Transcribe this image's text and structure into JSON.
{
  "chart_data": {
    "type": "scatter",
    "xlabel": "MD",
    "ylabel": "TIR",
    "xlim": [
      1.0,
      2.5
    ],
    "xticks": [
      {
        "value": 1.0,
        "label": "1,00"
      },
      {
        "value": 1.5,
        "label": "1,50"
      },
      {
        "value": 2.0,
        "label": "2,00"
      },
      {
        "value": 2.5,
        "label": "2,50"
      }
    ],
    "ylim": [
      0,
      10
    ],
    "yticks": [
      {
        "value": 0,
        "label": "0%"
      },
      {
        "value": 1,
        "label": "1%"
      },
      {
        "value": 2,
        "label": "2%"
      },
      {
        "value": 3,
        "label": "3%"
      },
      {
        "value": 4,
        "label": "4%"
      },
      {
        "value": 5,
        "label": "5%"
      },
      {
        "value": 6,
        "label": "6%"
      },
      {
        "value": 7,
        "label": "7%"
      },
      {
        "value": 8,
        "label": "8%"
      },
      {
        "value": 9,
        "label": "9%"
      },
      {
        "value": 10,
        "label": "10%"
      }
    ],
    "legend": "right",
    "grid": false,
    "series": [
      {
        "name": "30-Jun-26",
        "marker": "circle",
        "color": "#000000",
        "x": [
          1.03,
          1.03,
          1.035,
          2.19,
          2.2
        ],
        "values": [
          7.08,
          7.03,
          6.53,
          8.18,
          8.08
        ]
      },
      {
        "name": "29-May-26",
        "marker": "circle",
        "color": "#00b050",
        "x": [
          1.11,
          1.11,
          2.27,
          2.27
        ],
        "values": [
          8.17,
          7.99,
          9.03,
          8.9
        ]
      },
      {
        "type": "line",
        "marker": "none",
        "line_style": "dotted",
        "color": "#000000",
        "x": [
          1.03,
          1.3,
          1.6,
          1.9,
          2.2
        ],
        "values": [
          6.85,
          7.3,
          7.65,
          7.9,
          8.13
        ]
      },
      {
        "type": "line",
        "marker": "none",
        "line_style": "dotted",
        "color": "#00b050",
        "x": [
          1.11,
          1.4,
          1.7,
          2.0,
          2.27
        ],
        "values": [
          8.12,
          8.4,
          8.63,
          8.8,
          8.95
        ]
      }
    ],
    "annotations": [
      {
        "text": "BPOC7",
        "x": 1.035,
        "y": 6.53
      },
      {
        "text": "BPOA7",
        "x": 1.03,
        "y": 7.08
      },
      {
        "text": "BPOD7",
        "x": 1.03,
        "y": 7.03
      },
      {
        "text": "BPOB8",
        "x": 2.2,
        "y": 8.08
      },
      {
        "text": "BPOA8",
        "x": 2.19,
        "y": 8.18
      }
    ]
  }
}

§ **What the task asks**
Repeat the data precisely, reproducing every entry.

§ **Exercise solution**
Transcribe this image's text and structure into JSON.
{
  "chart_data": {
    "type": "scatter",
    "xlabel": "MD",
    "ylabel": "TIR",
    "xlim": [
      1.0,
      2.5
    ],
    "xticks": [
      {
        "value": 1.0,
        "label": "1,00"
      },
      {
        "value": 1.5,
        "label": "1,50"
      },
      {
        "value": 2.0,
        "label": "2,00"
      },
      {
        "value": 2.5,
        "label": "2,50"
      }
    ],
    "ylim": [
      0,
      10
    ],
    "yticks": [
      {
        "value": 0,
        "label": "0%"
      },
      {
        "value": 1,
        "label": "1%"
      },
      {
        "value": 2,
        "label": "2%"
      },
      {
        "value": 3,
        "label": "3%"
      },
      {
        "value": 4,
        "label": "4%"
      },
      {
        "value": 5,
        "label": "5%"
      },
      {
        "value": 6,
        "label": "6%"
      },
      {
        "value": 7,
        "label": "7%"
      },
      {
        "value": 8,
        "label": "8%"
      },
      {
        "value": 9,
        "label": "9%"
      },
      {
        "value": 10,
        "label": "10%"
      }
    ],
    "legend": "right",
    "grid": false,
    "series": [
      {
        "name": "30-Jun-26",
        "marker": "circle",
        "color": "#000000",
        "x": [
          1.03,
          1.03,
          1.035,
          2.19,
          2.2
        ],
        "values": [
          7.08,
          7.03,
          6.53,
          8.18,
          8.08
        ]
      },
      {
        "name": "29-May-26",
        "marker": "circle",
        "color": "#00b050",
        "x": [
          1.11,
          1.11,
          2.27,
          2.27
        ],
        "values": [
          8.17,
          7.99,
          9.03,
          8.9
        ]
      },
      {
        "type": "line",
        "marker": "none",
        "line_style": "dotted",
        "color": "#000000",
        "x": [
          1.03,
          1.3,
          1.6,
          1.9,
          2.2
        ],
        "values": [
          6.85,
          7.3,
          7.65,
          7.9,
          8.13
        ]
      },
      {
        "type": "line",
        "marker": "none",
        "line_style": "dotted",
        "color": "#00b050",
        "x": [
          1.11,
          1.4,
          1.7,
          2.0,
          2.27
        ],
        "values": [
          8.12,
          8.4,
          8.63,
          8.8,
          8.95
        ]
      }
    ],
    "annotations": [
      {
        "text": "BPOC7",
        "x": 1.035,
        "y": 6.53
      },
      {
        "text": "BPOA7",
        "x": 1.03,
        "y": 7.08
      },
      {
        "text": "BPOD7",
        "x": 1.03,
        "y": 7.03
      },
      {
        "text": "BPOB8",
        "x": 2.2,
        "y": 8.08
      },
      {
        "text": "BPOA8",
        "x": 2.19,
        "y": 8.18
      }
    ]
  }
}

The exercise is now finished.